EXERCISE INPUTS:
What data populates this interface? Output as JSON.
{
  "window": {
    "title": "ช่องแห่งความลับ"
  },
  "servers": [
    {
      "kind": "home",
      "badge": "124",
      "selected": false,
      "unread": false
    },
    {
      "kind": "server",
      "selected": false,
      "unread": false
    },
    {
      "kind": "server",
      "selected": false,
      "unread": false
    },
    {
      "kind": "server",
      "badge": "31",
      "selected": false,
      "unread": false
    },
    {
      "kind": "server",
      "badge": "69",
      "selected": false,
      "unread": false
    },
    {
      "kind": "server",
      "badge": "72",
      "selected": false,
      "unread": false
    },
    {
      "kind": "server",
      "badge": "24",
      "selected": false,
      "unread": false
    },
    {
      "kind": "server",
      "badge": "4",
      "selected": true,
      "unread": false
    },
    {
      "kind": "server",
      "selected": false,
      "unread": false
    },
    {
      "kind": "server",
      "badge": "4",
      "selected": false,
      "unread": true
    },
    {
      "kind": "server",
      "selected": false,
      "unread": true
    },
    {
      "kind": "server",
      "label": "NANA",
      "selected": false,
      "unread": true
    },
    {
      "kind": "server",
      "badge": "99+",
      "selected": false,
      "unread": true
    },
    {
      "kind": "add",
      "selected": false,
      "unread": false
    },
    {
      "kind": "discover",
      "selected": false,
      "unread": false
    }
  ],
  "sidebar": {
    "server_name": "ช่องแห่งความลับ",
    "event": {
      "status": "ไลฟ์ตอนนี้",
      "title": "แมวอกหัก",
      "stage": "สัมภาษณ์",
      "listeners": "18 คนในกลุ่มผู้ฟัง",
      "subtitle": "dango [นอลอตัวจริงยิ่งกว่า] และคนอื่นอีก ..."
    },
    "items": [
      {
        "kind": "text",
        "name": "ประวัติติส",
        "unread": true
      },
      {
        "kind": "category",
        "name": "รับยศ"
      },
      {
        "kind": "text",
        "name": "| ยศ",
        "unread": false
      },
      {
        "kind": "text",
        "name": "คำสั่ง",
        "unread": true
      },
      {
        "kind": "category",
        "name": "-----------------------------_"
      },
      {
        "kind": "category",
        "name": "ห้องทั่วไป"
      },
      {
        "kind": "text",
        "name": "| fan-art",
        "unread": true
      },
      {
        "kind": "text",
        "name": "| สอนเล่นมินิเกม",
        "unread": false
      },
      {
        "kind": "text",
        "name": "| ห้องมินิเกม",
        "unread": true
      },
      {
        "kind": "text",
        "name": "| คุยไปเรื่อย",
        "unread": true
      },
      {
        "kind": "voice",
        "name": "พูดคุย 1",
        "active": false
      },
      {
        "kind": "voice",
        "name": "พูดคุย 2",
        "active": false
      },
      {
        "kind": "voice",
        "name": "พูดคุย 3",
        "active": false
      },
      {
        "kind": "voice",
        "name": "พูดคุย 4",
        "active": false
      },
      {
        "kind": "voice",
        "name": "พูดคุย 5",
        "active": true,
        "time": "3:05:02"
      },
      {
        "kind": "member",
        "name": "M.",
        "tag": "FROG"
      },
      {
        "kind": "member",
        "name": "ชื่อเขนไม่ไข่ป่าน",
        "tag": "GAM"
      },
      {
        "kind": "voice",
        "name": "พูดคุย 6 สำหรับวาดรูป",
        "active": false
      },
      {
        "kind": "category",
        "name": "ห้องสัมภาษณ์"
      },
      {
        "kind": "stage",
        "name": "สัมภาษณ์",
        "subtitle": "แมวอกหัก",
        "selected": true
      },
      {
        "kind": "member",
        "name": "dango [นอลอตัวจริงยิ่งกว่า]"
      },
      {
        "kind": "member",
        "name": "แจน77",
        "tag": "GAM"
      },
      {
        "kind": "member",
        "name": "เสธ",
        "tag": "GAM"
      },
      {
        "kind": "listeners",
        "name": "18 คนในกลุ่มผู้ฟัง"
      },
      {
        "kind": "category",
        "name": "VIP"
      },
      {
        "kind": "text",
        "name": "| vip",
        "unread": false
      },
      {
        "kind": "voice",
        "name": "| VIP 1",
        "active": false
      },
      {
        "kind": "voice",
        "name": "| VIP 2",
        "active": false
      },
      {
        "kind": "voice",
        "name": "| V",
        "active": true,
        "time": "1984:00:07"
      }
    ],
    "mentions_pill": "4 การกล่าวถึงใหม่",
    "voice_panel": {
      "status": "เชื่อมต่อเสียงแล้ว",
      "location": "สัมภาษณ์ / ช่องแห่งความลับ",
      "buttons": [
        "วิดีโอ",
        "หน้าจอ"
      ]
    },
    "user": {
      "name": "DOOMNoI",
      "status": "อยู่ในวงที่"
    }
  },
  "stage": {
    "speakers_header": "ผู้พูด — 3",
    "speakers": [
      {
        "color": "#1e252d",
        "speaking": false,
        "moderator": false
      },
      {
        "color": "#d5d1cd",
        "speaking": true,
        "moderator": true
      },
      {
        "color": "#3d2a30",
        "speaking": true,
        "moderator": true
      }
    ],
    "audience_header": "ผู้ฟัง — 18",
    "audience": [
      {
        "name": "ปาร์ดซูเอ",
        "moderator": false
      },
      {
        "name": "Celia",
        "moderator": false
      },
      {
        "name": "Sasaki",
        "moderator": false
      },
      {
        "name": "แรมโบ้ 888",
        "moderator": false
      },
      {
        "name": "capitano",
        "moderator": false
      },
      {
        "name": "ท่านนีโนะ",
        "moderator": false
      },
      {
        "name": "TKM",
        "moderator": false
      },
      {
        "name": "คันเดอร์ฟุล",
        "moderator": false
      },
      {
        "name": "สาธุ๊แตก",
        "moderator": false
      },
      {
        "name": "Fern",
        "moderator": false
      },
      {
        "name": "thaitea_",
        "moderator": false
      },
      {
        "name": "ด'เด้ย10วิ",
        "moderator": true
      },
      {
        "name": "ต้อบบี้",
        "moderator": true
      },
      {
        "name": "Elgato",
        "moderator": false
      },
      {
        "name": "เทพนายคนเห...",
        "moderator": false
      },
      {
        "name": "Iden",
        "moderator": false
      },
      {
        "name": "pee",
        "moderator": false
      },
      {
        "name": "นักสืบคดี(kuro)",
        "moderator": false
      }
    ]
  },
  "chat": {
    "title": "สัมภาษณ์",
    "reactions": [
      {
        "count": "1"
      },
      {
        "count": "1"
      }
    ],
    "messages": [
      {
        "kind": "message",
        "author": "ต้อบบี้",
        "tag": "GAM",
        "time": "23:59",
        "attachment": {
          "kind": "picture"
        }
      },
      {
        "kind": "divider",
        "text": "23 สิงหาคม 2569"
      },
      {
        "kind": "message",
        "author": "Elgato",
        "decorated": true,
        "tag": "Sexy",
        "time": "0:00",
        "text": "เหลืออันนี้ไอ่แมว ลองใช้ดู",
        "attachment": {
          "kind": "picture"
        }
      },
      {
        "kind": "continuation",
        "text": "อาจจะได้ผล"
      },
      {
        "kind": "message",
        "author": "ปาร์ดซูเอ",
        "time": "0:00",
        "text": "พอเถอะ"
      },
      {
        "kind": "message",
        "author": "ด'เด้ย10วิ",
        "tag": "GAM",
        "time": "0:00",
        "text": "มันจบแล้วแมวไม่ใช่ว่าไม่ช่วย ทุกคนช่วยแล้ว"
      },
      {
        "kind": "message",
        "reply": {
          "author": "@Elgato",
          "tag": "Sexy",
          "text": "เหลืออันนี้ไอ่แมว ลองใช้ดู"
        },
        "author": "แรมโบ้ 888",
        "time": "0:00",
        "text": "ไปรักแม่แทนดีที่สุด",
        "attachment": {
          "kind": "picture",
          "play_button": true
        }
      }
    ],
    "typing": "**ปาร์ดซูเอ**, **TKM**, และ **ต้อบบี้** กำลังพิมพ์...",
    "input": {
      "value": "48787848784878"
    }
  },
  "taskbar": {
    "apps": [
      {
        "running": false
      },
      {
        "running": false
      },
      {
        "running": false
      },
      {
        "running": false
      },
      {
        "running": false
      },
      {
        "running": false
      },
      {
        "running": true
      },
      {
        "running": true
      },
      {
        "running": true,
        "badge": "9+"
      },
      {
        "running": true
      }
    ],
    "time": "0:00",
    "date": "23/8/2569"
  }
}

WHAT IS EXPECTED:
Tally the lines in the records above that contain the word "dango", and give only that number.

FINISHED ANSWER:
2